*Written task:*
Tally the lines that hold the word "окружения" and reply with that figure only.

*Extracted records:*
= = =
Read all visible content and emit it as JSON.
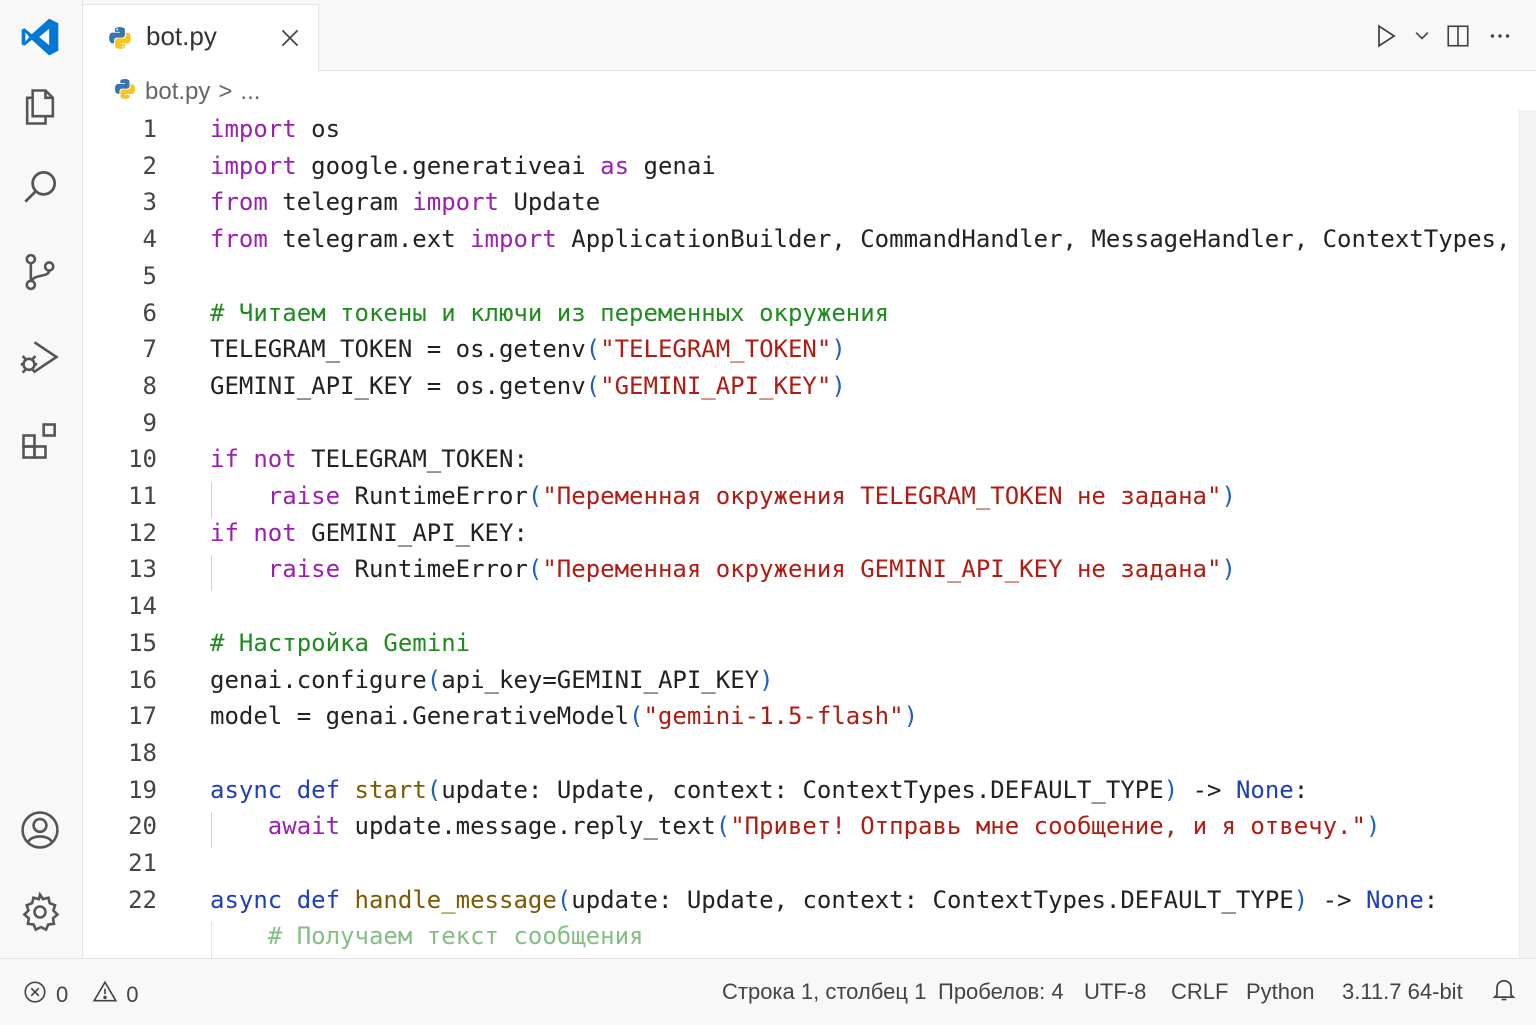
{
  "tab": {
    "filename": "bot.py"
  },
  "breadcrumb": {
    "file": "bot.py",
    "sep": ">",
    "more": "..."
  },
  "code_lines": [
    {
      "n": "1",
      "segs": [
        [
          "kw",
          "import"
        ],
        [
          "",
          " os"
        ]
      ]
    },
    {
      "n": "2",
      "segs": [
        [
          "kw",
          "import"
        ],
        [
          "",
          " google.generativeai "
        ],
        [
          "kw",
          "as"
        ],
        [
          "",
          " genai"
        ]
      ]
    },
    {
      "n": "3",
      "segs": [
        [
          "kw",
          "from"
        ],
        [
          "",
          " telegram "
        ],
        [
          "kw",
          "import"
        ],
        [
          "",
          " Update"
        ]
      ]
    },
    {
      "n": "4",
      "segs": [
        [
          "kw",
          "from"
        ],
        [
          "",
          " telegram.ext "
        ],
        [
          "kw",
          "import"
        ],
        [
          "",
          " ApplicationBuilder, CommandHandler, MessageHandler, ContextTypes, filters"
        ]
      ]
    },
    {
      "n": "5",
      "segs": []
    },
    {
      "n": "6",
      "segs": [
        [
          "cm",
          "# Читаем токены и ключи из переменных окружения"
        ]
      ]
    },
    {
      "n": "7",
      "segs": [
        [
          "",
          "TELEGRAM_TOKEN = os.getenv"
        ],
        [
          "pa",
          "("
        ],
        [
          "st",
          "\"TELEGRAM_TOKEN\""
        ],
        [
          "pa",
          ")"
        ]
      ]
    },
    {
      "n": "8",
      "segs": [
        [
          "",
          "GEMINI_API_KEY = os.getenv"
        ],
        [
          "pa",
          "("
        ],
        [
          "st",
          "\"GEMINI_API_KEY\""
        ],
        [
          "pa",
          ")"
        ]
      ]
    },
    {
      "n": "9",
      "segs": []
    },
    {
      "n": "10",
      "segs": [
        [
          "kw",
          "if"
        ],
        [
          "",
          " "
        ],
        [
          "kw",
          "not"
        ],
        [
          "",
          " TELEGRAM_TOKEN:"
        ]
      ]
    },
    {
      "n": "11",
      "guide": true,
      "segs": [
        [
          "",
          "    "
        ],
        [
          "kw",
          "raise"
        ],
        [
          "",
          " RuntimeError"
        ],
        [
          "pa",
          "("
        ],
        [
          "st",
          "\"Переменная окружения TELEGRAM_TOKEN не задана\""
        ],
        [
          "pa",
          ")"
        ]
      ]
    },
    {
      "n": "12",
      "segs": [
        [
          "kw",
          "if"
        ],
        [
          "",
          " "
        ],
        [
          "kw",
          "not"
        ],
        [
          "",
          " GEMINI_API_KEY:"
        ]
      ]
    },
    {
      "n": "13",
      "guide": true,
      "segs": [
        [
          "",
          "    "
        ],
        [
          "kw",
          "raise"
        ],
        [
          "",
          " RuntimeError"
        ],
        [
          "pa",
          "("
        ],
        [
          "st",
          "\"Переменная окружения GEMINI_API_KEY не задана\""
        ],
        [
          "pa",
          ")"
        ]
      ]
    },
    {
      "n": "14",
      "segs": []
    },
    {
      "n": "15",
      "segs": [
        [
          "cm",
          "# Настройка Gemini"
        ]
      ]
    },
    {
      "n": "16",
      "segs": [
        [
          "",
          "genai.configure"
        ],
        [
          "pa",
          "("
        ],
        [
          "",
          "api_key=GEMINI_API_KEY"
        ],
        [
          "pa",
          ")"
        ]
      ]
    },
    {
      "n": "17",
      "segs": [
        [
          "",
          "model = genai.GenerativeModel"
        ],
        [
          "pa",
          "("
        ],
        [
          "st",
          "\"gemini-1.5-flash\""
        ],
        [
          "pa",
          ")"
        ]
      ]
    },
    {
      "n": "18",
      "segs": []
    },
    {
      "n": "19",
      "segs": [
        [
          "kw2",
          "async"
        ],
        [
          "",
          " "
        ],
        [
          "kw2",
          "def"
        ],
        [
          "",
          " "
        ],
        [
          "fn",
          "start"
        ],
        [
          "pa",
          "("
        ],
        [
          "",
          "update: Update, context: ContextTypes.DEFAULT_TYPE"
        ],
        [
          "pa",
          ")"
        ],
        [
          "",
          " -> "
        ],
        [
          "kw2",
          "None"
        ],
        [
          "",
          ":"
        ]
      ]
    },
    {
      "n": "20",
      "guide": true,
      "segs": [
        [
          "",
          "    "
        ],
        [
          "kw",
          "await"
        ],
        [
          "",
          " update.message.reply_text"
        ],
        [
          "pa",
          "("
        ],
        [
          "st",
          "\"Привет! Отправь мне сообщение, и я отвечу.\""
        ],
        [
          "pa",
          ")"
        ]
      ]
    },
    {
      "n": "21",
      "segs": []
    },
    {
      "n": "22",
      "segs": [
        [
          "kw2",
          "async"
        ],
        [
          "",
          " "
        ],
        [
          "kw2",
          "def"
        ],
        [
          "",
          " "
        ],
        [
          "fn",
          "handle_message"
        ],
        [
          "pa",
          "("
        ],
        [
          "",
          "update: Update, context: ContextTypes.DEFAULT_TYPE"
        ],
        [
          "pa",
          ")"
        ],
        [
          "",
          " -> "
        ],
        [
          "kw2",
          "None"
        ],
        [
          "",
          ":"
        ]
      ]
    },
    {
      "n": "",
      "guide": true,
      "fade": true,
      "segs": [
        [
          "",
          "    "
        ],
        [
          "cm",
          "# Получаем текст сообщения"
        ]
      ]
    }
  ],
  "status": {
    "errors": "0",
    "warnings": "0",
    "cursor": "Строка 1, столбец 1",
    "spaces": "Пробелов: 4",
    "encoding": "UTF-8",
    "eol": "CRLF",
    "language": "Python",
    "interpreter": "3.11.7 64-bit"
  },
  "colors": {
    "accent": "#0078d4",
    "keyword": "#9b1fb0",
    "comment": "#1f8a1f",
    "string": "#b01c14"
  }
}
= = =
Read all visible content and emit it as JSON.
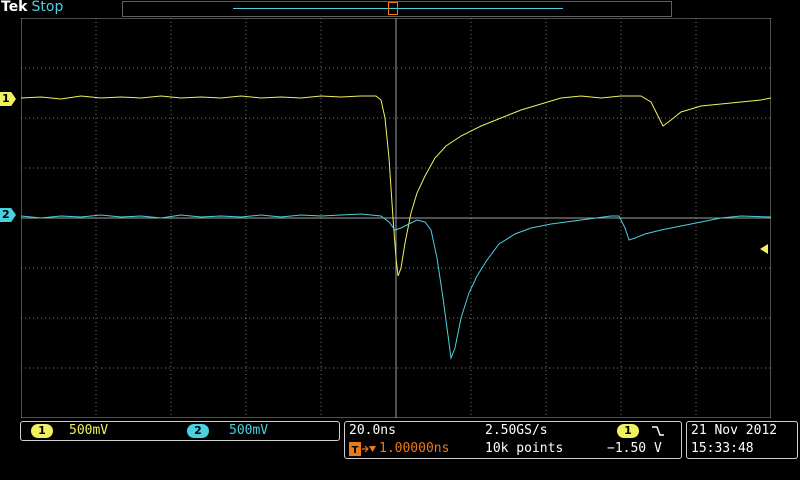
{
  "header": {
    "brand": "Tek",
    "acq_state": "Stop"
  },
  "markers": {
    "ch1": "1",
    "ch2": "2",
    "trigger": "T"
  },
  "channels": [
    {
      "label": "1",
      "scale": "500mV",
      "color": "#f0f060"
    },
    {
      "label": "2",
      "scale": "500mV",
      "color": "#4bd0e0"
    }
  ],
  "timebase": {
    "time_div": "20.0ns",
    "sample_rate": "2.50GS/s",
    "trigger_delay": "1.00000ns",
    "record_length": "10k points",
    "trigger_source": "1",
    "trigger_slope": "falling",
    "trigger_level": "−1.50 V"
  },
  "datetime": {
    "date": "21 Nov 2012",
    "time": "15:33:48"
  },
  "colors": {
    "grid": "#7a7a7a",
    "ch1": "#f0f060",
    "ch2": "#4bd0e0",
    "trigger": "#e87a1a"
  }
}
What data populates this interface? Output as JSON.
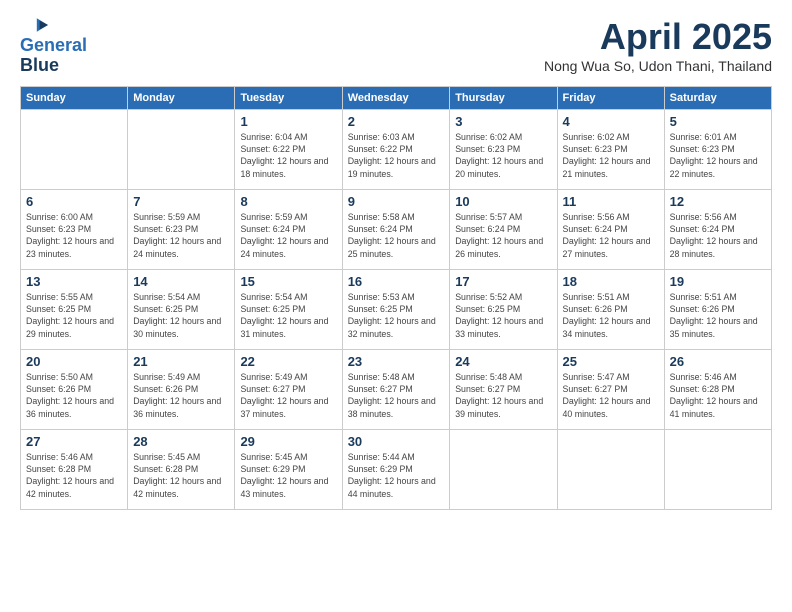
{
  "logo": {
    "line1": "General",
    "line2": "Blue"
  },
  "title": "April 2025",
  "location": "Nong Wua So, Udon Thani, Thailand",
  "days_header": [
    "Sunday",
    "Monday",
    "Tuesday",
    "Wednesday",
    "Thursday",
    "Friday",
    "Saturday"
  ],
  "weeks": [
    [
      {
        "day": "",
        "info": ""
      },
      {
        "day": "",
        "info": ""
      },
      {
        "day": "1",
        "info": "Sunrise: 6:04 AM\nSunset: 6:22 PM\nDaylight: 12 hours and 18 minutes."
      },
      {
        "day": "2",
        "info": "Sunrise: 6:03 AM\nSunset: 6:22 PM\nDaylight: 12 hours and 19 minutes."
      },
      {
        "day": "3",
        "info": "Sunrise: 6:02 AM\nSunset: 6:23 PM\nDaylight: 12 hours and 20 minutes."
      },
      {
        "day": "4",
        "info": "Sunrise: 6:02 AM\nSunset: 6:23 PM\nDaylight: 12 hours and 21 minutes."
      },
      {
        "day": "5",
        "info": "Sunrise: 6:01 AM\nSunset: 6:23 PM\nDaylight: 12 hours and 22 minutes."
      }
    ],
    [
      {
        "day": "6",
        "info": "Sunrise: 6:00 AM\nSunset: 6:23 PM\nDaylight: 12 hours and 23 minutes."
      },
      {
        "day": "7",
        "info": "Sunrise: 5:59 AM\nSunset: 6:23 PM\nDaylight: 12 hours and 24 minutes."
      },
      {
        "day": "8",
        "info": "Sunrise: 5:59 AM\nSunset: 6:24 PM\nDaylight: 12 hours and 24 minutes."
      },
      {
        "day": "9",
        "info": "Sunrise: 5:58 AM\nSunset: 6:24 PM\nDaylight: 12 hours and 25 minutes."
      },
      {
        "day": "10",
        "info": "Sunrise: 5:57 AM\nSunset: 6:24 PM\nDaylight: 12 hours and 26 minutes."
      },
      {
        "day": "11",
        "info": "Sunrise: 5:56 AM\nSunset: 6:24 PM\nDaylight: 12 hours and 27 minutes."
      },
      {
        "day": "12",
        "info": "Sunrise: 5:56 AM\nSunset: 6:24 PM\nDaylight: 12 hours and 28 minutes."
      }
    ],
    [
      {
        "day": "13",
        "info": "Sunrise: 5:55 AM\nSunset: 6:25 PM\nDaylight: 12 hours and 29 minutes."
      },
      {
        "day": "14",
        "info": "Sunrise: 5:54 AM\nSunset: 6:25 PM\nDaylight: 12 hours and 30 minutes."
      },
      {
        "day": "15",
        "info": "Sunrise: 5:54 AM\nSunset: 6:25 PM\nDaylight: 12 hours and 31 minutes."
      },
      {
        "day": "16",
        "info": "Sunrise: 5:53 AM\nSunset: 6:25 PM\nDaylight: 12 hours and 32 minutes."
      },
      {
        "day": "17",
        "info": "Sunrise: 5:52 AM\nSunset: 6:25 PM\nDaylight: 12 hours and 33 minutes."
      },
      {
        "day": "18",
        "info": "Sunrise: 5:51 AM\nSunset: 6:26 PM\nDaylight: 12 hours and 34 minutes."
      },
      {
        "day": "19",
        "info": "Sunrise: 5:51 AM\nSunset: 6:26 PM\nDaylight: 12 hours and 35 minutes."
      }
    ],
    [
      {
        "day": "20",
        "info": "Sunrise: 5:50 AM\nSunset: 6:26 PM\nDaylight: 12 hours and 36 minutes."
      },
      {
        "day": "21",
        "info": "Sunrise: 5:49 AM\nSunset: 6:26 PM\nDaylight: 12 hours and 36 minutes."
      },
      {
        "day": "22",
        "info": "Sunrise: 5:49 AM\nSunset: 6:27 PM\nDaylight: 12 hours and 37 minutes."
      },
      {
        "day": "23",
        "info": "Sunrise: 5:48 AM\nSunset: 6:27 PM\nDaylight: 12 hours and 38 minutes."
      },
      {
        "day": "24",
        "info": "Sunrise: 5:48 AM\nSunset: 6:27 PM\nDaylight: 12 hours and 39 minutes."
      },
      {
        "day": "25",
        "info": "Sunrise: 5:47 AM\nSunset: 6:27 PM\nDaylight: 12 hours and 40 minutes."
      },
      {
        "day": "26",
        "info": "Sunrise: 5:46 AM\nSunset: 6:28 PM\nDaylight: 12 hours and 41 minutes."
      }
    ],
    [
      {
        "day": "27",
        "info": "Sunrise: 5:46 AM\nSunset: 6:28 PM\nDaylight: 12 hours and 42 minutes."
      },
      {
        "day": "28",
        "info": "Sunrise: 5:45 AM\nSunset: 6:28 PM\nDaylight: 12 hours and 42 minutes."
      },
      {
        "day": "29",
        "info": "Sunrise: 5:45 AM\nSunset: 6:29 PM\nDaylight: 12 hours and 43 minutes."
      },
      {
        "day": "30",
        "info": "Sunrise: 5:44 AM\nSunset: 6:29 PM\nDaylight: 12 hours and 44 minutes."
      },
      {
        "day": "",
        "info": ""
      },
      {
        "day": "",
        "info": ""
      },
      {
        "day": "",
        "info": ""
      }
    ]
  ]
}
= = =
*Expected answer:*
3